Document page records
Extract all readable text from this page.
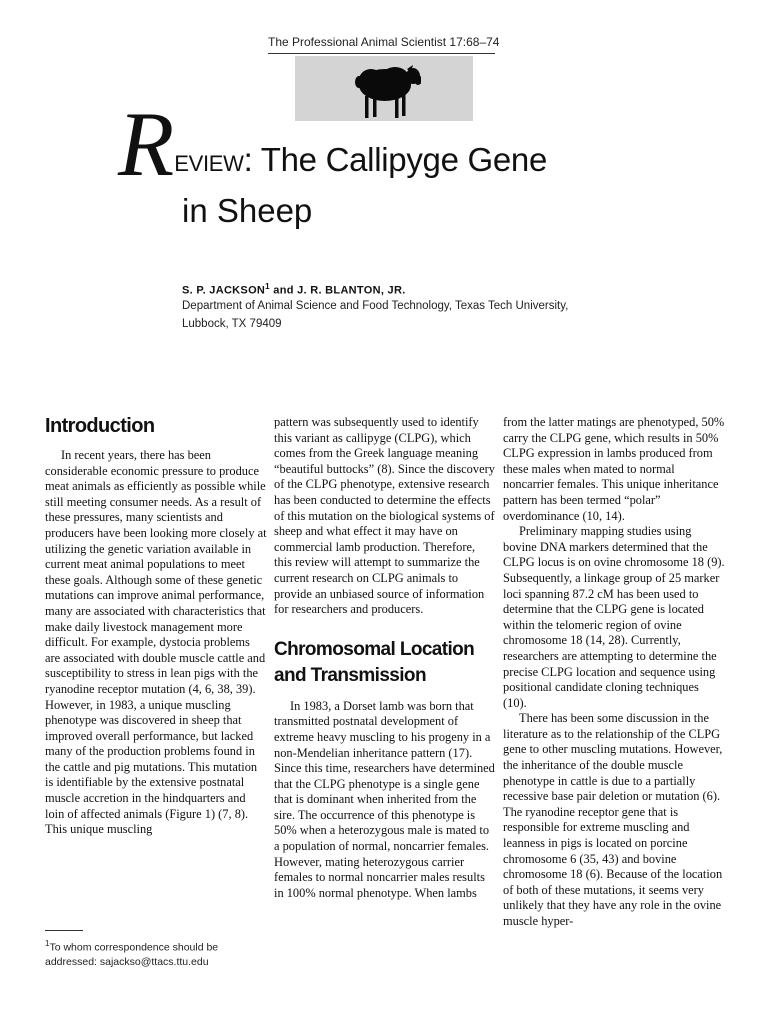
The Professional Animal Scientist 17:68–74
REVIEW: The Callipyge Gene
in Sheep
S. P. JACKSON$^1$ and J. R. BLANTON, JR.
Department of Animal Science and Food Technology, Texas Tech University,
Lubbock, TX 79409
Introduction

In recent years, there has been considerable economic pressure to produce meat animals as efficiently as possible while still meeting consumer needs. As a result of these pressures, many scientists and producers have been looking more closely at utilizing the genetic variation available in current meat animal populations to meet these goals. Although some of these genetic mutations can improve animal performance, many are associated with characteristics that make daily livestock management more difficult. For example, dystocia problems are associated with double muscle cattle and susceptibility to stress in lean pigs with the ryanodine receptor mutation (4, 6, 38, 39). However, in 1983, a unique muscling phenotype was discovered in sheep that improved overall performance, but lacked many of the production problems found in the cattle and pig mutations. This mutation is identifiable by the extensive postnatal muscle accretion in the hindquarters and loin of affected animals (Figure 1) (7, 8). This unique muscling

pattern was subsequently used to identify this variant as callipyge (CLPG), which comes from the Greek language meaning “beautiful buttocks” (8). Since the discovery of the CLPG phenotype, extensive research has been conducted to determine the effects of this mutation on the biological systems of sheep and what effect it may have on commercial lamb production. Therefore, this review will attempt to summarize the current research on CLPG animals to provide an unbiased source of information for researchers and producers.

Chromosomal Location
and Transmission

In 1983, a Dorset lamb was born that transmitted postnatal development of extreme heavy muscling to his progeny in a non-Mendelian inheritance pattern (17). Since this time, researchers have determined that the CLPG phenotype is a single gene that is dominant when inherited from the sire. The occurrence of this phenotype is 50% when a heterozygous male is mated to a population of normal, noncarrier females. However, mating heterozygous carrier females to normal noncarrier males results in 100% normal phenotype. When lambs

from the latter matings are phenotyped, 50% carry the CLPG gene, which results in 50% CLPG expression in lambs produced from these males when mated to normal noncarrier females. This unique inheritance pattern has been termed “polar” overdominance (10, 14).

Preliminary mapping studies using bovine DNA markers determined that the CLPG locus is on ovine chromosome 18 (9). Subsequently, a linkage group of 25 marker loci spanning 87.2 cM has been used to determine that the CLPG gene is located within the telomeric region of ovine chromosome 18 (14, 28). Currently, researchers are attempting to determine the precise CLPG location and sequence using positional candidate cloning techniques (10).

There has been some discussion in the literature as to the relationship of the CLPG gene to other muscling mutations. However, the inheritance of the double muscle phenotype in cattle is due to a partially recessive base pair deletion or mutation (6). The ryanodine receptor gene that is responsible for extreme muscling and leanness in pigs is located on porcine chromosome 6 (35, 43) and bovine chromosome 18 (6). Because of the location of both of these mutations, it seems very unlikely that they have any role in the ovine muscle hyper-

$^1$To whom correspondence should be addressed: sajackso@ttacs.ttu.edu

- **PROBLEM**
After dropping every picture, transcribe each entry exactly.

- **ANSWER SECTION**
Extract all readable text from this page.
The Professional Animal Scientist 17:68–74
REVIEW: The Callipyge Gene
in Sheep
S. P. JACKSON$^1$ and J. R. BLANTON, JR.
Department of Animal Science and Food Technology, Texas Tech University,
Lubbock, TX 79409
Introduction

In recent years, there has been considerable economic pressure to produce meat animals as efficiently as possible while still meeting consumer needs. As a result of these pressures, many scientists and producers have been looking more closely at utilizing the genetic variation available in current meat animal populations to meet these goals. Although some of these genetic mutations can improve animal performance, many are associated with characteristics that make daily livestock management more difficult. For example, dystocia problems are associated with double muscle cattle and susceptibility to stress in lean pigs with the ryanodine receptor mutation (4, 6, 38, 39). However, in 1983, a unique muscling phenotype was discovered in sheep that improved overall performance, but lacked many of the production problems found in the cattle and pig mutations. This mutation is identifiable by the extensive postnatal muscle accretion in the hindquarters and loin of affected animals (Figure 1) (7, 8). This unique muscling

pattern was subsequently used to identify this variant as callipyge (CLPG), which comes from the Greek language meaning “beautiful buttocks” (8). Since the discovery of the CLPG phenotype, extensive research has been conducted to determine the effects of this mutation on the biological systems of sheep and what effect it may have on commercial lamb production. Therefore, this review will attempt to summarize the current research on CLPG animals to provide an unbiased source of information for researchers and producers.

Chromosomal Location
and Transmission

In 1983, a Dorset lamb was born that transmitted postnatal development of extreme heavy muscling to his progeny in a non-Mendelian inheritance pattern (17). Since this time, researchers have determined that the CLPG phenotype is a single gene that is dominant when inherited from the sire. The occurrence of this phenotype is 50% when a heterozygous male is mated to a population of normal, noncarrier females. However, mating heterozygous carrier females to normal noncarrier males results in 100% normal phenotype. When lambs

from the latter matings are phenotyped, 50% carry the CLPG gene, which results in 50% CLPG expression in lambs produced from these males when mated to normal noncarrier females. This unique inheritance pattern has been termed “polar” overdominance (10, 14).

Preliminary mapping studies using bovine DNA markers determined that the CLPG locus is on ovine chromosome 18 (9). Subsequently, a linkage group of 25 marker loci spanning 87.2 cM has been used to determine that the CLPG gene is located within the telomeric region of ovine chromosome 18 (14, 28). Currently, researchers are attempting to determine the precise CLPG location and sequence using positional candidate cloning techniques (10).

There has been some discussion in the literature as to the relationship of the CLPG gene to other muscling mutations. However, the inheritance of the double muscle phenotype in cattle is due to a partially recessive base pair deletion or mutation (6). The ryanodine receptor gene that is responsible for extreme muscling and leanness in pigs is located on porcine chromosome 6 (35, 43) and bovine chromosome 18 (6). Because of the location of both of these mutations, it seems very unlikely that they have any role in the ovine muscle hyper-

$^1$To whom correspondence should be addressed: sajackso@ttacs.ttu.edu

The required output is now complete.